<<<<

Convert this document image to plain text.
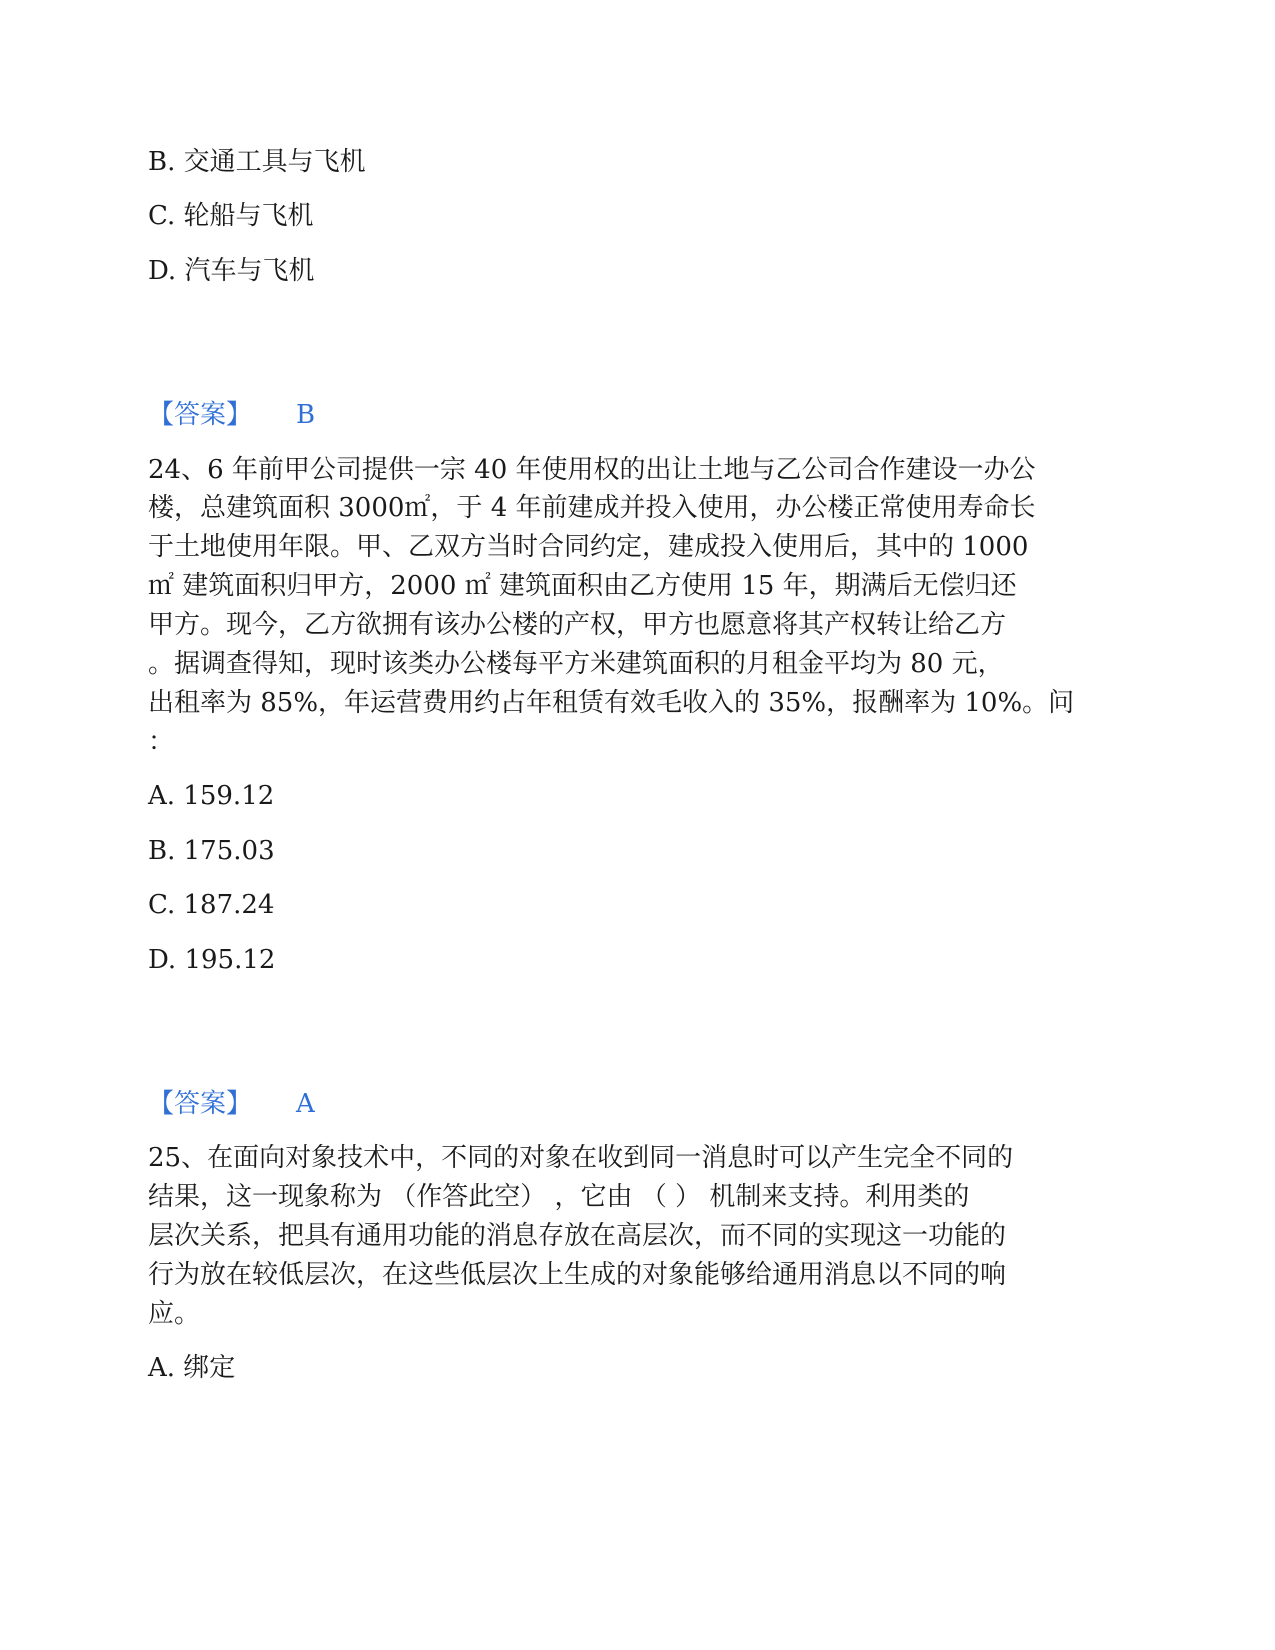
B. 交通工具与飞机
C. 轮船与飞机
D. 汽车与飞机
【答案】 B
24、6 年前甲公司提供一宗 40 年使用权的出让土地与乙公司合作建设一办公
楼，总建筑面积 3000㎡，于 4 年前建成并投入使用，办公楼正常使用寿命长
于土地使用年限。甲、乙双方当时合同约定，建成投入使用后，其中的 1000
㎡ 建筑面积归甲方，2000 ㎡ 建筑面积由乙方使用 15 年，期满后无偿归还
甲方。现今，乙方欲拥有该办公楼的产权，甲方也愿意将其产权转让给乙方
。据调查得知，现时该类办公楼每平方米建筑面积的月租金平均为 80 元，
出租率为 85%，年运营费用约占年租赁有效毛收入的 35%，报酬率为 10%。问
：
A. 159.12
B. 175.03
C. 187.24
D. 195.12
【答案】 A
25、在面向对象技术中，不同的对象在收到同一消息时可以产生完全不同的
结果，这一现象称为 （作答此空） ，它由 （ ） 机制来支持。利用类的
层次关系，把具有通用功能的消息存放在高层次，而不同的实现这一功能的
行为放在较低层次，在这些低层次上生成的对象能够给通用消息以不同的响
应。
A. 绑定
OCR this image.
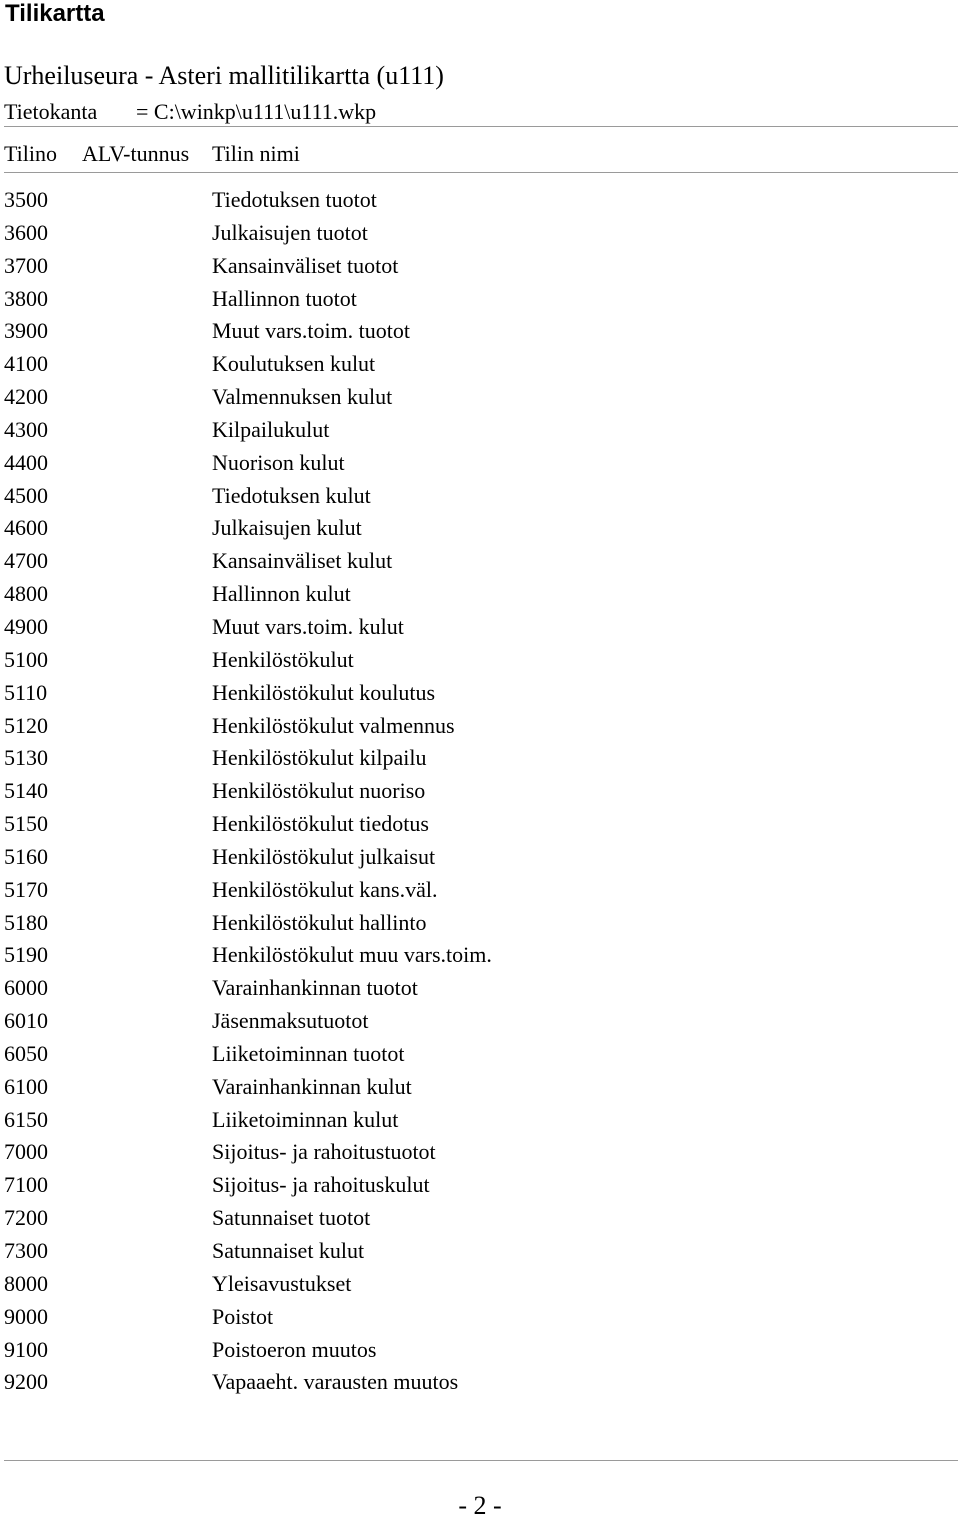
Tilikartta
Urheiluseura - Asteri mallitilikartta (u111)
Tietokanta = C:\winkp\u111\u111.wkp
Tilino ALV-tunnus Tilin nimi
3500	Tiedotuksen tuotot
3600	Julkaisujen tuotot
3700	Kansainväliset tuotot
3800	Hallinnon tuotot
3900	Muut vars.toim. tuotot
4100	Koulutuksen kulut
4200	Valmennuksen kulut
4300	Kilpailukulut
4400	Nuorison kulut
4500	Tiedotuksen kulut
4600	Julkaisujen kulut
4700	Kansainväliset kulut
4800	Hallinnon kulut
4900	Muut vars.toim. kulut
5100	Henkilöstökulut
5110	Henkilöstökulut koulutus
5120	Henkilöstökulut valmennus
5130	Henkilöstökulut kilpailu
5140	Henkilöstökulut nuoriso
5150	Henkilöstökulut tiedotus
5160	Henkilöstökulut julkaisut
5170	Henkilöstökulut kans.väl.
5180	Henkilöstökulut hallinto
5190	Henkilöstökulut muu vars.toim.
6000	Varainhankinnan tuotot
6010	Jäsenmaksutuotot
6050	Liiketoiminnan tuotot
6100	Varainhankinnan kulut
6150	Liiketoiminnan kulut
7000	Sijoitus- ja rahoitustuotot
7100	Sijoitus- ja rahoituskulut
7200	Satunnaiset tuotot
7300	Satunnaiset kulut
8000	Yleisavustukset
9000	Poistot
9100	Poistoeron muutos
9200	Vapaaeht. varausten muutos
- 2 -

>>>>

**Work to complete**
Without the pictures, repeat all the records word for word.

**Solution for this task**
Convert this document image to plain text.
B. 交通工具与飞机
C. 轮船与飞机
D. 汽车与飞机
【答案】 B
24、6 年前甲公司提供一宗 40 年使用权的出让土地与乙公司合作建设一办公
楼，总建筑面积 3000㎡，于 4 年前建成并投入使用，办公楼正常使用寿命长
于土地使用年限。甲、乙双方当时合同约定，建成投入使用后，其中的 1000
㎡ 建筑面积归甲方，2000 ㎡ 建筑面积由乙方使用 15 年，期满后无偿归还
甲方。现今，乙方欲拥有该办公楼的产权，甲方也愿意将其产权转让给乙方
。据调查得知，现时该类办公楼每平方米建筑面积的月租金平均为 80 元，
出租率为 85%，年运营费用约占年租赁有效毛收入的 35%，报酬率为 10%。问
：
A. 159.12
B. 175.03
C. 187.24
D. 195.12
【答案】 A
25、在面向对象技术中，不同的对象在收到同一消息时可以产生完全不同的
结果，这一现象称为 （作答此空） ，它由 （ ） 机制来支持。利用类的
层次关系，把具有通用功能的消息存放在高层次，而不同的实现这一功能的
行为放在较低层次，在这些低层次上生成的对象能够给通用消息以不同的响
应。
A. 绑定
OCR this image.
Tilikartta
Urheiluseura - Asteri mallitilikartta (u111)
Tietokanta = C:\winkp\u111\u111.wkp
Tilino ALV-tunnus Tilin nimi
3500	Tiedotuksen tuotot
3600	Julkaisujen tuotot
3700	Kansainväliset tuotot
3800	Hallinnon tuotot
3900	Muut vars.toim. tuotot
4100	Koulutuksen kulut
4200	Valmennuksen kulut
4300	Kilpailukulut
4400	Nuorison kulut
4500	Tiedotuksen kulut
4600	Julkaisujen kulut
4700	Kansainväliset kulut
4800	Hallinnon kulut
4900	Muut vars.toim. kulut
5100	Henkilöstökulut
5110	Henkilöstökulut koulutus
5120	Henkilöstökulut valmennus
5130	Henkilöstökulut kilpailu
5140	Henkilöstökulut nuoriso
5150	Henkilöstökulut tiedotus
5160	Henkilöstökulut julkaisut
5170	Henkilöstökulut kans.väl.
5180	Henkilöstökulut hallinto
5190	Henkilöstökulut muu vars.toim.
6000	Varainhankinnan tuotot
6010	Jäsenmaksutuotot
6050	Liiketoiminnan tuotot
6100	Varainhankinnan kulut
6150	Liiketoiminnan kulut
7000	Sijoitus- ja rahoitustuotot
7100	Sijoitus- ja rahoituskulut
7200	Satunnaiset tuotot
7300	Satunnaiset kulut
8000	Yleisavustukset
9000	Poistot
9100	Poistoeron muutos
9200	Vapaaeht. varausten muutos
- 2 -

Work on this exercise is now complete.